▶ RECORDS SUPPLIED:

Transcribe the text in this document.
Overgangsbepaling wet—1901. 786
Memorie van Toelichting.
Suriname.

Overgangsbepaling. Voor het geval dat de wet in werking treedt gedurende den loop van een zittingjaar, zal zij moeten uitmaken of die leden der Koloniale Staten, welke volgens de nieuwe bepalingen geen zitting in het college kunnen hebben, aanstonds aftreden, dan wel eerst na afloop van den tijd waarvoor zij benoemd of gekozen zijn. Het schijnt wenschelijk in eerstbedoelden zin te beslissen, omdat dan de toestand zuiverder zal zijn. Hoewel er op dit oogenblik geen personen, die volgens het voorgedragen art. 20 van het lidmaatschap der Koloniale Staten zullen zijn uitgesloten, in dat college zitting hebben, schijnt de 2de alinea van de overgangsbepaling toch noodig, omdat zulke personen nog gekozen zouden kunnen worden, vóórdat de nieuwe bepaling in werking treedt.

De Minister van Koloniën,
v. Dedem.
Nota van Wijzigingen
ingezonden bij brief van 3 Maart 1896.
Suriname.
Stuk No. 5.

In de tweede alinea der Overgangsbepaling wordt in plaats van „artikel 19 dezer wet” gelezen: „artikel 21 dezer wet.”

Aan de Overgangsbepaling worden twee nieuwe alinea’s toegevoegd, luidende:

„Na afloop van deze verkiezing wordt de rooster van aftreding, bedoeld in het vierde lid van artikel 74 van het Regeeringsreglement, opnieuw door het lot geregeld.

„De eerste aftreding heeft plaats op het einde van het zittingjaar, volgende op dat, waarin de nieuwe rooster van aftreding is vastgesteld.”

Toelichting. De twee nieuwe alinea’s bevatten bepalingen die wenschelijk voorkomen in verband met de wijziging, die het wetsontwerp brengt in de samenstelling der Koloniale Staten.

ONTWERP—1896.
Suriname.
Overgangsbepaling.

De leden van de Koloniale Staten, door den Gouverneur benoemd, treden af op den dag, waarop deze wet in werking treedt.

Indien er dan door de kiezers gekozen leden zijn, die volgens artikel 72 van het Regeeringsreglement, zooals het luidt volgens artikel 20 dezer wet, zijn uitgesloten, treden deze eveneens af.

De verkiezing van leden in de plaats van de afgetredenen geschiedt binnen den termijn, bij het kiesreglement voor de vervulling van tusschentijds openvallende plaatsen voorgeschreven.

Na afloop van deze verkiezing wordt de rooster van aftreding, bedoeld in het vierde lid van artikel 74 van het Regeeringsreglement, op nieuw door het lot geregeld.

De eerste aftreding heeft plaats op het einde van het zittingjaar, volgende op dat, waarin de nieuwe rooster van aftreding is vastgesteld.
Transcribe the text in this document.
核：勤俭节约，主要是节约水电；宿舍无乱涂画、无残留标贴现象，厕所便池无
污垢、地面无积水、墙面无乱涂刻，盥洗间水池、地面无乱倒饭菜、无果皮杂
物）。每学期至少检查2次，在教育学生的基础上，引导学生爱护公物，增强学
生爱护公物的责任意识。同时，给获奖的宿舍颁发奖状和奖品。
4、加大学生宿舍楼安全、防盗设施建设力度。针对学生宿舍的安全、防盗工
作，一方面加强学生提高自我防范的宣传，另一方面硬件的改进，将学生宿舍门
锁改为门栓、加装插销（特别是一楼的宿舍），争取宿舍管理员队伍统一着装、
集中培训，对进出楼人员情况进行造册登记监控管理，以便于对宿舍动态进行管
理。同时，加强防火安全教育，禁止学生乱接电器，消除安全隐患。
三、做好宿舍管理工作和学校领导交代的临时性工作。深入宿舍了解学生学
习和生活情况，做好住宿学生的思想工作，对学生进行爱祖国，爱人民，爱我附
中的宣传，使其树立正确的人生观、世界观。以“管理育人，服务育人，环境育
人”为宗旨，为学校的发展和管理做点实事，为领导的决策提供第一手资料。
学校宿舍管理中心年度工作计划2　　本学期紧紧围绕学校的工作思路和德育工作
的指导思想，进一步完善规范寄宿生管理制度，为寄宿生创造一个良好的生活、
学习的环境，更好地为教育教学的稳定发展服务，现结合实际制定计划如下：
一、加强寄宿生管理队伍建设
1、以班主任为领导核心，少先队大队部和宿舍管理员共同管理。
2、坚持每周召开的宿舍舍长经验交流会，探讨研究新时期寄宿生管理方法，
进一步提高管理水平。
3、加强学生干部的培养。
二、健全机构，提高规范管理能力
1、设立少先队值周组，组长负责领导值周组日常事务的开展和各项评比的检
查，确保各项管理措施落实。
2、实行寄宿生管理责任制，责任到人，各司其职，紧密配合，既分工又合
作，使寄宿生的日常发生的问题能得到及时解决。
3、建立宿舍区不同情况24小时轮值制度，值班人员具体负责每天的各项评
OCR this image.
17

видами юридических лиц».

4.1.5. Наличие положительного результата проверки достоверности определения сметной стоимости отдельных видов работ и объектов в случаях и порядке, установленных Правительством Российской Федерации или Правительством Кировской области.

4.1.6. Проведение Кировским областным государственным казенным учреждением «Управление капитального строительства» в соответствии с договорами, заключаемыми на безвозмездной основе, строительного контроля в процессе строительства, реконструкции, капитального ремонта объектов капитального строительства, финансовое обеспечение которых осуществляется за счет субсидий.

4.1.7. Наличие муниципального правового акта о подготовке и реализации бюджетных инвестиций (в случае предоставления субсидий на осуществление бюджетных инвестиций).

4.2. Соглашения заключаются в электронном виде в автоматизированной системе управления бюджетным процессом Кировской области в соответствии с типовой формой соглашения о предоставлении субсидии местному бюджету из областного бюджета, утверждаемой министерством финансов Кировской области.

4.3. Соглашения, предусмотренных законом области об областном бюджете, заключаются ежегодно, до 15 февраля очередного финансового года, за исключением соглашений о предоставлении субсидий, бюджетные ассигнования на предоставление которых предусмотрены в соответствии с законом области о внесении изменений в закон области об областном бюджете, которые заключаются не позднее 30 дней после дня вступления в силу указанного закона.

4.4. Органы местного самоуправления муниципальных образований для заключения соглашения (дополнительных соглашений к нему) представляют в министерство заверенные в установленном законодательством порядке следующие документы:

▶ EXERCISE DIRECTIONS:
Check each line above for "waarin" and return the ones that have it.

▶ WRITTEN ANSWER:
„De eerste aftreding heeft plaats op het einde van het zittingjaar, volgende op dat, waarin de nieuwe rooster van aftreding is vastgesteld.”
De eerste aftreding heeft plaats op het einde van het zittingjaar, volgende op dat, waarin de nieuwe rooster van aftreding is vastgesteld.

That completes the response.